[Dataset entries on figures]
━━━━

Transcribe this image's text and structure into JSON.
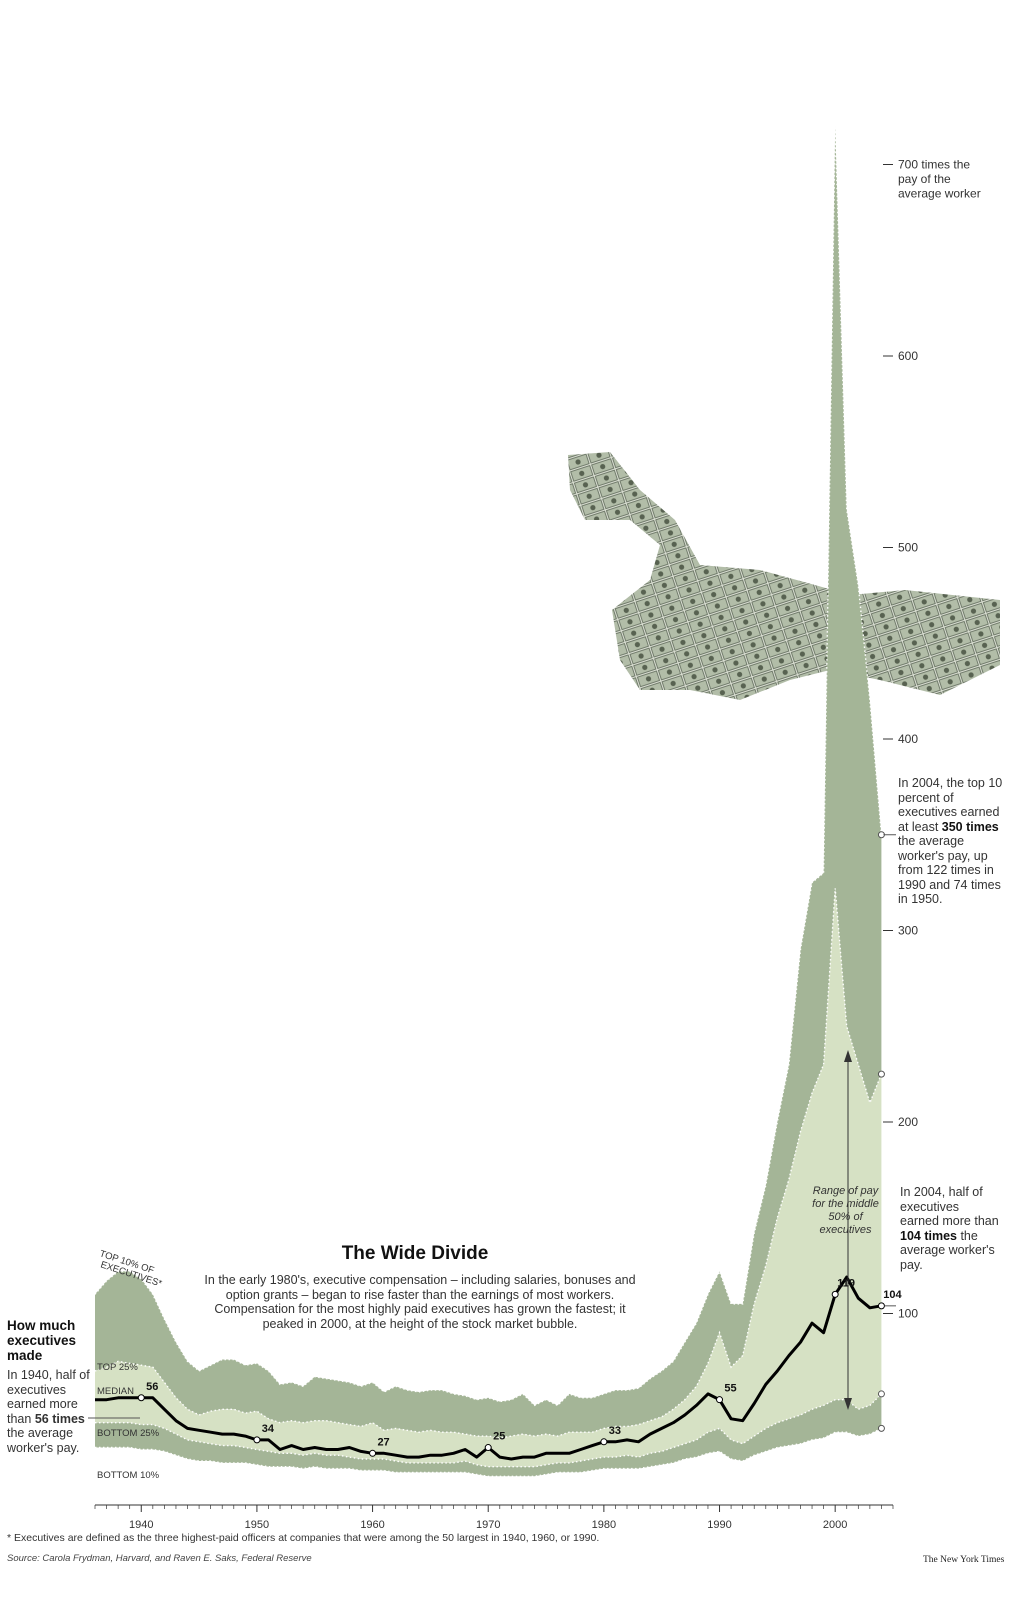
{
  "chart_data": {
    "type": "area",
    "title": "The Wide Divide",
    "subtitle": "In the early 1980's, executive compensation – including salaries, bonuses and option grants – began to rise faster than the earnings of most workers. Compensation for the most highly paid executives has grown the fastest; it peaked in 2000, at the height of the stock market bubble.",
    "xlim": [
      1936,
      2005
    ],
    "ylim": [
      0,
      780
    ],
    "x_ticks": [
      "1940",
      "1950",
      "1960",
      "1970",
      "1980",
      "1990",
      "2000"
    ],
    "y_ticks": [
      "100",
      "200",
      "300",
      "400",
      "500",
      "600",
      "700 times the pay of the average worker"
    ],
    "x": [
      1936,
      1937,
      1938,
      1939,
      1940,
      1941,
      1942,
      1943,
      1944,
      1945,
      1946,
      1947,
      1948,
      1949,
      1950,
      1951,
      1952,
      1953,
      1954,
      1955,
      1956,
      1957,
      1958,
      1959,
      1960,
      1961,
      1962,
      1963,
      1964,
      1965,
      1966,
      1967,
      1968,
      1969,
      1970,
      1971,
      1972,
      1973,
      1974,
      1975,
      1976,
      1977,
      1978,
      1979,
      1980,
      1981,
      1982,
      1983,
      1984,
      1985,
      1986,
      1987,
      1988,
      1989,
      1990,
      1991,
      1992,
      1993,
      1994,
      1995,
      1996,
      1997,
      1998,
      1999,
      2000,
      2001,
      2002,
      2003,
      2004
    ],
    "series": [
      {
        "name": "TOP 10% OF EXECUTIVES*",
        "values": [
          110,
          117,
          122,
          122,
          118,
          110,
          97,
          85,
          75,
          70,
          73,
          76,
          76,
          73,
          74,
          70,
          63,
          64,
          62,
          67,
          66,
          65,
          64,
          62,
          64,
          59,
          62,
          60,
          59,
          60,
          60,
          58,
          57,
          55,
          56,
          54,
          55,
          58,
          52,
          55,
          52,
          58,
          56,
          56,
          58,
          60,
          60,
          61,
          66,
          70,
          75,
          85,
          95,
          110,
          122,
          105,
          105,
          142,
          167,
          200,
          230,
          290,
          325,
          330,
          720,
          520,
          480,
          420,
          350
        ]
      },
      {
        "name": "TOP 25%",
        "values": [
          70,
          72,
          75,
          74,
          73,
          72,
          64,
          56,
          50,
          47,
          49,
          50,
          50,
          48,
          49,
          45,
          43,
          44,
          43,
          44,
          44,
          43,
          42,
          41,
          43,
          39,
          40,
          39,
          38,
          39,
          38,
          38,
          37,
          36,
          36,
          35,
          36,
          37,
          36,
          37,
          36,
          38,
          38,
          38,
          40,
          41,
          41,
          42,
          44,
          46,
          50,
          55,
          62,
          74,
          90,
          72,
          78,
          105,
          125,
          150,
          170,
          195,
          215,
          230,
          322,
          250,
          230,
          210,
          225
        ]
      },
      {
        "name": "MEDIAN",
        "values": [
          55,
          55,
          56,
          56,
          56,
          56,
          50,
          44,
          40,
          39,
          38,
          37,
          37,
          36,
          34,
          34,
          29,
          31,
          29,
          30,
          29,
          29,
          30,
          28,
          27,
          27,
          26,
          25,
          25,
          26,
          26,
          27,
          29,
          25,
          30,
          25,
          24,
          25,
          25,
          27,
          27,
          27,
          29,
          31,
          33,
          33,
          34,
          33,
          37,
          40,
          43,
          47,
          52,
          58,
          55,
          45,
          44,
          53,
          63,
          70,
          78,
          85,
          95,
          90,
          110,
          119,
          108,
          103,
          104
        ]
      },
      {
        "name": "BOTTOM 25%",
        "values": [
          43,
          43,
          43,
          43,
          42,
          42,
          40,
          37,
          34,
          33,
          32,
          31,
          31,
          30,
          29,
          28,
          27,
          27,
          26,
          27,
          26,
          26,
          25,
          24,
          24,
          24,
          23,
          22,
          22,
          22,
          22,
          22,
          23,
          21,
          20,
          20,
          20,
          20,
          20,
          21,
          22,
          22,
          23,
          24,
          25,
          25,
          26,
          25,
          27,
          28,
          30,
          32,
          34,
          38,
          40,
          34,
          32,
          36,
          40,
          43,
          45,
          47,
          50,
          52,
          55,
          55,
          50,
          52,
          58
        ]
      },
      {
        "name": "BOTTOM 10%",
        "values": [
          30,
          30,
          30,
          30,
          29,
          29,
          28,
          26,
          24,
          23,
          23,
          22,
          22,
          22,
          21,
          20,
          20,
          20,
          19,
          20,
          19,
          19,
          19,
          18,
          18,
          18,
          17,
          17,
          17,
          17,
          17,
          17,
          17,
          16,
          15,
          15,
          15,
          15,
          15,
          16,
          17,
          17,
          17,
          18,
          19,
          19,
          19,
          19,
          20,
          21,
          22,
          24,
          25,
          27,
          28,
          24,
          23,
          26,
          28,
          30,
          31,
          32,
          34,
          35,
          38,
          38,
          36,
          37,
          40
        ]
      }
    ],
    "value_labels": [
      "56",
      "34",
      "27",
      "25",
      "33",
      "55",
      "119",
      "104"
    ],
    "range_note": "Range of pay for the middle 50% of executives",
    "colors": {
      "outer": "#a4b597",
      "inner": "#d6e1c4",
      "median": "#000000"
    }
  },
  "annotations": {
    "how_much_title": "How much executives made",
    "how_much_text_pre": "In 1940, half of executives earned more than ",
    "how_much_text_bold": "56 times",
    "how_much_text_post": " the average worker's pay.",
    "top10_pre": "In 2004, the top 10 percent of executives earned at least ",
    "top10_bold": "350 times",
    "top10_post": " the average worker's pay, up from 122 times in 1990 and 74 times in 1950.",
    "half_pre": "In 2004, half of executives earned more than ",
    "half_bold": "104 times",
    "half_post": " the average worker's pay."
  },
  "footnote": "* Executives are defined as the three highest-paid officers at companies that were among the 50 largest in 1940, 1960, or 1990.",
  "source": "Source: Carola Frydman, Harvard, and Raven E. Saks, Federal Reserve",
  "credit": "The New York Times"
}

━━━━

## WRITTEN INSTRUCTION:
Quote the entries in full. Any image among them is to be omitted from the copy.

## COMPLETE OUTPUT:
Transcribe this image's text and structure into JSON.
{
  "chart_data": {
    "type": "area",
    "title": "The Wide Divide",
    "subtitle": "In the early 1980's, executive compensation – including salaries, bonuses and option grants – began to rise faster than the earnings of most workers. Compensation for the most highly paid executives has grown the fastest; it peaked in 2000, at the height of the stock market bubble.",
    "xlim": [
      1936,
      2005
    ],
    "ylim": [
      0,
      780
    ],
    "x_ticks": [
      "1940",
      "1950",
      "1960",
      "1970",
      "1980",
      "1990",
      "2000"
    ],
    "y_ticks": [
      "100",
      "200",
      "300",
      "400",
      "500",
      "600",
      "700 times the pay of the average worker"
    ],
    "x": [
      1936,
      1937,
      1938,
      1939,
      1940,
      1941,
      1942,
      1943,
      1944,
      1945,
      1946,
      1947,
      1948,
      1949,
      1950,
      1951,
      1952,
      1953,
      1954,
      1955,
      1956,
      1957,
      1958,
      1959,
      1960,
      1961,
      1962,
      1963,
      1964,
      1965,
      1966,
      1967,
      1968,
      1969,
      1970,
      1971,
      1972,
      1973,
      1974,
      1975,
      1976,
      1977,
      1978,
      1979,
      1980,
      1981,
      1982,
      1983,
      1984,
      1985,
      1986,
      1987,
      1988,
      1989,
      1990,
      1991,
      1992,
      1993,
      1994,
      1995,
      1996,
      1997,
      1998,
      1999,
      2000,
      2001,
      2002,
      2003,
      2004
    ],
    "series": [
      {
        "name": "TOP 10% OF EXECUTIVES*",
        "values": [
          110,
          117,
          122,
          122,
          118,
          110,
          97,
          85,
          75,
          70,
          73,
          76,
          76,
          73,
          74,
          70,
          63,
          64,
          62,
          67,
          66,
          65,
          64,
          62,
          64,
          59,
          62,
          60,
          59,
          60,
          60,
          58,
          57,
          55,
          56,
          54,
          55,
          58,
          52,
          55,
          52,
          58,
          56,
          56,
          58,
          60,
          60,
          61,
          66,
          70,
          75,
          85,
          95,
          110,
          122,
          105,
          105,
          142,
          167,
          200,
          230,
          290,
          325,
          330,
          720,
          520,
          480,
          420,
          350
        ]
      },
      {
        "name": "TOP 25%",
        "values": [
          70,
          72,
          75,
          74,
          73,
          72,
          64,
          56,
          50,
          47,
          49,
          50,
          50,
          48,
          49,
          45,
          43,
          44,
          43,
          44,
          44,
          43,
          42,
          41,
          43,
          39,
          40,
          39,
          38,
          39,
          38,
          38,
          37,
          36,
          36,
          35,
          36,
          37,
          36,
          37,
          36,
          38,
          38,
          38,
          40,
          41,
          41,
          42,
          44,
          46,
          50,
          55,
          62,
          74,
          90,
          72,
          78,
          105,
          125,
          150,
          170,
          195,
          215,
          230,
          322,
          250,
          230,
          210,
          225
        ]
      },
      {
        "name": "MEDIAN",
        "values": [
          55,
          55,
          56,
          56,
          56,
          56,
          50,
          44,
          40,
          39,
          38,
          37,
          37,
          36,
          34,
          34,
          29,
          31,
          29,
          30,
          29,
          29,
          30,
          28,
          27,
          27,
          26,
          25,
          25,
          26,
          26,
          27,
          29,
          25,
          30,
          25,
          24,
          25,
          25,
          27,
          27,
          27,
          29,
          31,
          33,
          33,
          34,
          33,
          37,
          40,
          43,
          47,
          52,
          58,
          55,
          45,
          44,
          53,
          63,
          70,
          78,
          85,
          95,
          90,
          110,
          119,
          108,
          103,
          104
        ]
      },
      {
        "name": "BOTTOM 25%",
        "values": [
          43,
          43,
          43,
          43,
          42,
          42,
          40,
          37,
          34,
          33,
          32,
          31,
          31,
          30,
          29,
          28,
          27,
          27,
          26,
          27,
          26,
          26,
          25,
          24,
          24,
          24,
          23,
          22,
          22,
          22,
          22,
          22,
          23,
          21,
          20,
          20,
          20,
          20,
          20,
          21,
          22,
          22,
          23,
          24,
          25,
          25,
          26,
          25,
          27,
          28,
          30,
          32,
          34,
          38,
          40,
          34,
          32,
          36,
          40,
          43,
          45,
          47,
          50,
          52,
          55,
          55,
          50,
          52,
          58
        ]
      },
      {
        "name": "BOTTOM 10%",
        "values": [
          30,
          30,
          30,
          30,
          29,
          29,
          28,
          26,
          24,
          23,
          23,
          22,
          22,
          22,
          21,
          20,
          20,
          20,
          19,
          20,
          19,
          19,
          19,
          18,
          18,
          18,
          17,
          17,
          17,
          17,
          17,
          17,
          17,
          16,
          15,
          15,
          15,
          15,
          15,
          16,
          17,
          17,
          17,
          18,
          19,
          19,
          19,
          19,
          20,
          21,
          22,
          24,
          25,
          27,
          28,
          24,
          23,
          26,
          28,
          30,
          31,
          32,
          34,
          35,
          38,
          38,
          36,
          37,
          40
        ]
      }
    ],
    "value_labels": [
      "56",
      "34",
      "27",
      "25",
      "33",
      "55",
      "119",
      "104"
    ],
    "range_note": "Range of pay for the middle 50% of executives",
    "colors": {
      "outer": "#a4b597",
      "inner": "#d6e1c4",
      "median": "#000000"
    }
  },
  "annotations": {
    "how_much_title": "How much executives made",
    "how_much_text_pre": "In 1940, half of executives earned more than ",
    "how_much_text_bold": "56 times",
    "how_much_text_post": " the average worker's pay.",
    "top10_pre": "In 2004, the top 10 percent of executives earned at least ",
    "top10_bold": "350 times",
    "top10_post": " the average worker's pay, up from 122 times in 1990 and 74 times in 1950.",
    "half_pre": "In 2004, half of executives earned more than ",
    "half_bold": "104 times",
    "half_post": " the average worker's pay."
  },
  "footnote": "* Executives are defined as the three highest-paid officers at companies that were among the 50 largest in 1940, 1960, or 1990.",
  "source": "Source: Carola Frydman, Harvard, and Raven E. Saks, Federal Reserve",
  "credit": "The New York Times"
}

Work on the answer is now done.